Task directions — Reproduce the records exactly.

▼

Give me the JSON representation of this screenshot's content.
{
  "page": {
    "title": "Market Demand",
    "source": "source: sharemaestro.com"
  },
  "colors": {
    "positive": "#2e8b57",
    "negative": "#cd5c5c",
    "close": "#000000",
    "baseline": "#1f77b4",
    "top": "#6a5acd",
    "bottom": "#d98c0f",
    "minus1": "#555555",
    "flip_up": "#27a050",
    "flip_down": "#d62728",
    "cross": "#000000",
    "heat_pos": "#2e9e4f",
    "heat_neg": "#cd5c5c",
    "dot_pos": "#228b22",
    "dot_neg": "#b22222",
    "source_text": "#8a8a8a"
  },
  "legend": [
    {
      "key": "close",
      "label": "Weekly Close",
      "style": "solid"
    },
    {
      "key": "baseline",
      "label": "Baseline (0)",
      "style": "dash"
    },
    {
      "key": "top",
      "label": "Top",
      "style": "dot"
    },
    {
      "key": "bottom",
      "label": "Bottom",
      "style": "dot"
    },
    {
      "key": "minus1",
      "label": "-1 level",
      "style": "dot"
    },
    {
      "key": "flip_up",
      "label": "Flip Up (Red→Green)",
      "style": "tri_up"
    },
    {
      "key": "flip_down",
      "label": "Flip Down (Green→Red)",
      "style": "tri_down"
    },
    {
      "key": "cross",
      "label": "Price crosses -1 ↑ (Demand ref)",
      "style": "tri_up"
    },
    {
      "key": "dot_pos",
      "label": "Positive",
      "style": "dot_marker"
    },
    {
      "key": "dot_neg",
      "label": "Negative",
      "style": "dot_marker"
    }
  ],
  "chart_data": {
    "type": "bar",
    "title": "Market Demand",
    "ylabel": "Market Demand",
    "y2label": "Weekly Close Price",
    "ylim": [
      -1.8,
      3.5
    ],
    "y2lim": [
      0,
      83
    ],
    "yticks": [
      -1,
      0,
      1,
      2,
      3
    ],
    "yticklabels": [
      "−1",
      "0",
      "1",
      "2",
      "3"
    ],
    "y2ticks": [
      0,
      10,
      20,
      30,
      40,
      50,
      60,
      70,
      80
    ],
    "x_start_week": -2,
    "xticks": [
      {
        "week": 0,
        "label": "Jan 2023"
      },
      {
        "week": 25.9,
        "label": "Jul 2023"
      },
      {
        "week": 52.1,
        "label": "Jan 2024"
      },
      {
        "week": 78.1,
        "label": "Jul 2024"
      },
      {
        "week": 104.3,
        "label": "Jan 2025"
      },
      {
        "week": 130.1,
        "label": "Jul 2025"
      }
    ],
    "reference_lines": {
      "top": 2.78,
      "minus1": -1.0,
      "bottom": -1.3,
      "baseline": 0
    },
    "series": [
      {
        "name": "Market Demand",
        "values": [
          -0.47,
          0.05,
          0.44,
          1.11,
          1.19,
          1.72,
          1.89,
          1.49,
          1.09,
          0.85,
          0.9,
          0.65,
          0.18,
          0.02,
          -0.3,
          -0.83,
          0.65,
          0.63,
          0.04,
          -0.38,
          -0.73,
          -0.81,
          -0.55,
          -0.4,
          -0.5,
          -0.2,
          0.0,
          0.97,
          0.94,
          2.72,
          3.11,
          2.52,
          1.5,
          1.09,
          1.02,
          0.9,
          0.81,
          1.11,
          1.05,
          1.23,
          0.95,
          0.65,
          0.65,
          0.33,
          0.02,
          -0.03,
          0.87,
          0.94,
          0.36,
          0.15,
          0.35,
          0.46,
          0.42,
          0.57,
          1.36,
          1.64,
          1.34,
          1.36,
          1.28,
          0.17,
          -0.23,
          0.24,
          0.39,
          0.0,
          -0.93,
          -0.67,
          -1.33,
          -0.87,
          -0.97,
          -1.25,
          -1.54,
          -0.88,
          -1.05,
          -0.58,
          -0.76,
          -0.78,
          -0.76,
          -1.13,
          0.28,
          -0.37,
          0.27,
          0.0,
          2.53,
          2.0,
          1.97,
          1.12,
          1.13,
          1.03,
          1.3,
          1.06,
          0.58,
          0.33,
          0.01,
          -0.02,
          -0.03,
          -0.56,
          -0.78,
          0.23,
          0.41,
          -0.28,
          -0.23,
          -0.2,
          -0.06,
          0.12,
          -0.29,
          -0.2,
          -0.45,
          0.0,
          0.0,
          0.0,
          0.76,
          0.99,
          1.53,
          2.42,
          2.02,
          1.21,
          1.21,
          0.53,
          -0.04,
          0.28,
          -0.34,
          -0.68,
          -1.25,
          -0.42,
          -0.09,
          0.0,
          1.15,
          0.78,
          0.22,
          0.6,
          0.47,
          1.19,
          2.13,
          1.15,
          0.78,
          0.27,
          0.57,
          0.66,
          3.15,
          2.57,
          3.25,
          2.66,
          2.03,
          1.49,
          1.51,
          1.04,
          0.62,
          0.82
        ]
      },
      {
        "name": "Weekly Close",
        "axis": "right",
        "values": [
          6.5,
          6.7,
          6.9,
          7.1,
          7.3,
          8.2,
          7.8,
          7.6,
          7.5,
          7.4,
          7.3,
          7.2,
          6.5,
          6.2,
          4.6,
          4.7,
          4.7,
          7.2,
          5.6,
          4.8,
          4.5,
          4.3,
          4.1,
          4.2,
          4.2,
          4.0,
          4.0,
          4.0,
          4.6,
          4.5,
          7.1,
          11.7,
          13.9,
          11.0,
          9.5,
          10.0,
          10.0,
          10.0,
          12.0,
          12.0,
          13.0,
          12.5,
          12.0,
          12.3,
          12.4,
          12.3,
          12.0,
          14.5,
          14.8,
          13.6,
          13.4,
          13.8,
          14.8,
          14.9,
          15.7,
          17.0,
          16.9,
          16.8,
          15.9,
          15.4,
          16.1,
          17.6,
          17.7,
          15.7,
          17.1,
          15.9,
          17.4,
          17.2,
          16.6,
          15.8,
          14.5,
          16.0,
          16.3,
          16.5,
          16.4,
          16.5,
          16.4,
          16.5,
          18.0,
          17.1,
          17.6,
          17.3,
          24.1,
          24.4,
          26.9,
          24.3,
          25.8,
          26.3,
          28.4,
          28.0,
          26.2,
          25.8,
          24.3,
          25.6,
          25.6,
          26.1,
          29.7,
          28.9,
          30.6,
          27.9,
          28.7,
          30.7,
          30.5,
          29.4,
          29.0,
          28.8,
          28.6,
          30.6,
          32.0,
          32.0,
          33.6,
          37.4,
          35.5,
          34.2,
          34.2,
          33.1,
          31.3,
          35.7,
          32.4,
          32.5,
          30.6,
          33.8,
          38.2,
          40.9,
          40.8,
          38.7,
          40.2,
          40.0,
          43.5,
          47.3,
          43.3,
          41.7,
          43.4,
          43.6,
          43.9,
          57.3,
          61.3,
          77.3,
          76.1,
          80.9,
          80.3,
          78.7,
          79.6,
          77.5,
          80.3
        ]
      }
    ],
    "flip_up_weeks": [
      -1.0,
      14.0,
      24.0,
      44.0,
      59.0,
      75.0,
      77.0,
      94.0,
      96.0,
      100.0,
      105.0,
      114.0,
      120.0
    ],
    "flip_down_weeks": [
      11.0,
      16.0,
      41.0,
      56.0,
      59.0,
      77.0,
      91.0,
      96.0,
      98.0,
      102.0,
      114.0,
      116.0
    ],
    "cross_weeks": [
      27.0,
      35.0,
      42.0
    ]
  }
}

▲

Result of the task —
Give me the JSON representation of this screenshot's content.
{
  "page": {
    "title": "Market Demand",
    "source": "source: sharemaestro.com"
  },
  "colors": {
    "positive": "#2e8b57",
    "negative": "#cd5c5c",
    "close": "#000000",
    "baseline": "#1f77b4",
    "top": "#6a5acd",
    "bottom": "#d98c0f",
    "minus1": "#555555",
    "flip_up": "#27a050",
    "flip_down": "#d62728",
    "cross": "#000000",
    "heat_pos": "#2e9e4f",
    "heat_neg": "#cd5c5c",
    "dot_pos": "#228b22",
    "dot_neg": "#b22222",
    "source_text": "#8a8a8a"
  },
  "legend": [
    {
      "key": "close",
      "label": "Weekly Close",
      "style": "solid"
    },
    {
      "key": "baseline",
      "label": "Baseline (0)",
      "style": "dash"
    },
    {
      "key": "top",
      "label": "Top",
      "style": "dot"
    },
    {
      "key": "bottom",
      "label": "Bottom",
      "style": "dot"
    },
    {
      "key": "minus1",
      "label": "-1 level",
      "style": "dot"
    },
    {
      "key": "flip_up",
      "label": "Flip Up (Red→Green)",
      "style": "tri_up"
    },
    {
      "key": "flip_down",
      "label": "Flip Down (Green→Red)",
      "style": "tri_down"
    },
    {
      "key": "cross",
      "label": "Price crosses -1 ↑ (Demand ref)",
      "style": "tri_up"
    },
    {
      "key": "dot_pos",
      "label": "Positive",
      "style": "dot_marker"
    },
    {
      "key": "dot_neg",
      "label": "Negative",
      "style": "dot_marker"
    }
  ],
  "chart_data": {
    "type": "bar",
    "title": "Market Demand",
    "ylabel": "Market Demand",
    "y2label": "Weekly Close Price",
    "ylim": [
      -1.8,
      3.5
    ],
    "y2lim": [
      0,
      83
    ],
    "yticks": [
      -1,
      0,
      1,
      2,
      3
    ],
    "yticklabels": [
      "−1",
      "0",
      "1",
      "2",
      "3"
    ],
    "y2ticks": [
      0,
      10,
      20,
      30,
      40,
      50,
      60,
      70,
      80
    ],
    "x_start_week": -2,
    "xticks": [
      {
        "week": 0,
        "label": "Jan 2023"
      },
      {
        "week": 25.9,
        "label": "Jul 2023"
      },
      {
        "week": 52.1,
        "label": "Jan 2024"
      },
      {
        "week": 78.1,
        "label": "Jul 2024"
      },
      {
        "week": 104.3,
        "label": "Jan 2025"
      },
      {
        "week": 130.1,
        "label": "Jul 2025"
      }
    ],
    "reference_lines": {
      "top": 2.78,
      "minus1": -1.0,
      "bottom": -1.3,
      "baseline": 0
    },
    "series": [
      {
        "name": "Market Demand",
        "values": [
          -0.47,
          0.05,
          0.44,
          1.11,
          1.19,
          1.72,
          1.89,
          1.49,
          1.09,
          0.85,
          0.9,
          0.65,
          0.18,
          0.02,
          -0.3,
          -0.83,
          0.65,
          0.63,
          0.04,
          -0.38,
          -0.73,
          -0.81,
          -0.55,
          -0.4,
          -0.5,
          -0.2,
          0.0,
          0.97,
          0.94,
          2.72,
          3.11,
          2.52,
          1.5,
          1.09,
          1.02,
          0.9,
          0.81,
          1.11,
          1.05,
          1.23,
          0.95,
          0.65,
          0.65,
          0.33,
          0.02,
          -0.03,
          0.87,
          0.94,
          0.36,
          0.15,
          0.35,
          0.46,
          0.42,
          0.57,
          1.36,
          1.64,
          1.34,
          1.36,
          1.28,
          0.17,
          -0.23,
          0.24,
          0.39,
          0.0,
          -0.93,
          -0.67,
          -1.33,
          -0.87,
          -0.97,
          -1.25,
          -1.54,
          -0.88,
          -1.05,
          -0.58,
          -0.76,
          -0.78,
          -0.76,
          -1.13,
          0.28,
          -0.37,
          0.27,
          0.0,
          2.53,
          2.0,
          1.97,
          1.12,
          1.13,
          1.03,
          1.3,
          1.06,
          0.58,
          0.33,
          0.01,
          -0.02,
          -0.03,
          -0.56,
          -0.78,
          0.23,
          0.41,
          -0.28,
          -0.23,
          -0.2,
          -0.06,
          0.12,
          -0.29,
          -0.2,
          -0.45,
          0.0,
          0.0,
          0.0,
          0.76,
          0.99,
          1.53,
          2.42,
          2.02,
          1.21,
          1.21,
          0.53,
          -0.04,
          0.28,
          -0.34,
          -0.68,
          -1.25,
          -0.42,
          -0.09,
          0.0,
          1.15,
          0.78,
          0.22,
          0.6,
          0.47,
          1.19,
          2.13,
          1.15,
          0.78,
          0.27,
          0.57,
          0.66,
          3.15,
          2.57,
          3.25,
          2.66,
          2.03,
          1.49,
          1.51,
          1.04,
          0.62,
          0.82
        ]
      },
      {
        "name": "Weekly Close",
        "axis": "right",
        "values": [
          6.5,
          6.7,
          6.9,
          7.1,
          7.3,
          8.2,
          7.8,
          7.6,
          7.5,
          7.4,
          7.3,
          7.2,
          6.5,
          6.2,
          4.6,
          4.7,
          4.7,
          7.2,
          5.6,
          4.8,
          4.5,
          4.3,
          4.1,
          4.2,
          4.2,
          4.0,
          4.0,
          4.0,
          4.6,
          4.5,
          7.1,
          11.7,
          13.9,
          11.0,
          9.5,
          10.0,
          10.0,
          10.0,
          12.0,
          12.0,
          13.0,
          12.5,
          12.0,
          12.3,
          12.4,
          12.3,
          12.0,
          14.5,
          14.8,
          13.6,
          13.4,
          13.8,
          14.8,
          14.9,
          15.7,
          17.0,
          16.9,
          16.8,
          15.9,
          15.4,
          16.1,
          17.6,
          17.7,
          15.7,
          17.1,
          15.9,
          17.4,
          17.2,
          16.6,
          15.8,
          14.5,
          16.0,
          16.3,
          16.5,
          16.4,
          16.5,
          16.4,
          16.5,
          18.0,
          17.1,
          17.6,
          17.3,
          24.1,
          24.4,
          26.9,
          24.3,
          25.8,
          26.3,
          28.4,
          28.0,
          26.2,
          25.8,
          24.3,
          25.6,
          25.6,
          26.1,
          29.7,
          28.9,
          30.6,
          27.9,
          28.7,
          30.7,
          30.5,
          29.4,
          29.0,
          28.8,
          28.6,
          30.6,
          32.0,
          32.0,
          33.6,
          37.4,
          35.5,
          34.2,
          34.2,
          33.1,
          31.3,
          35.7,
          32.4,
          32.5,
          30.6,
          33.8,
          38.2,
          40.9,
          40.8,
          38.7,
          40.2,
          40.0,
          43.5,
          47.3,
          43.3,
          41.7,
          43.4,
          43.6,
          43.9,
          57.3,
          61.3,
          77.3,
          76.1,
          80.9,
          80.3,
          78.7,
          79.6,
          77.5,
          80.3
        ]
      }
    ],
    "flip_up_weeks": [
      -1.0,
      14.0,
      24.0,
      44.0,
      59.0,
      75.0,
      77.0,
      94.0,
      96.0,
      100.0,
      105.0,
      114.0,
      120.0
    ],
    "flip_down_weeks": [
      11.0,
      16.0,
      41.0,
      56.0,
      59.0,
      77.0,
      91.0,
      96.0,
      98.0,
      102.0,
      114.0,
      116.0
    ],
    "cross_weeks": [
      27.0,
      35.0,
      42.0
    ]
  }
}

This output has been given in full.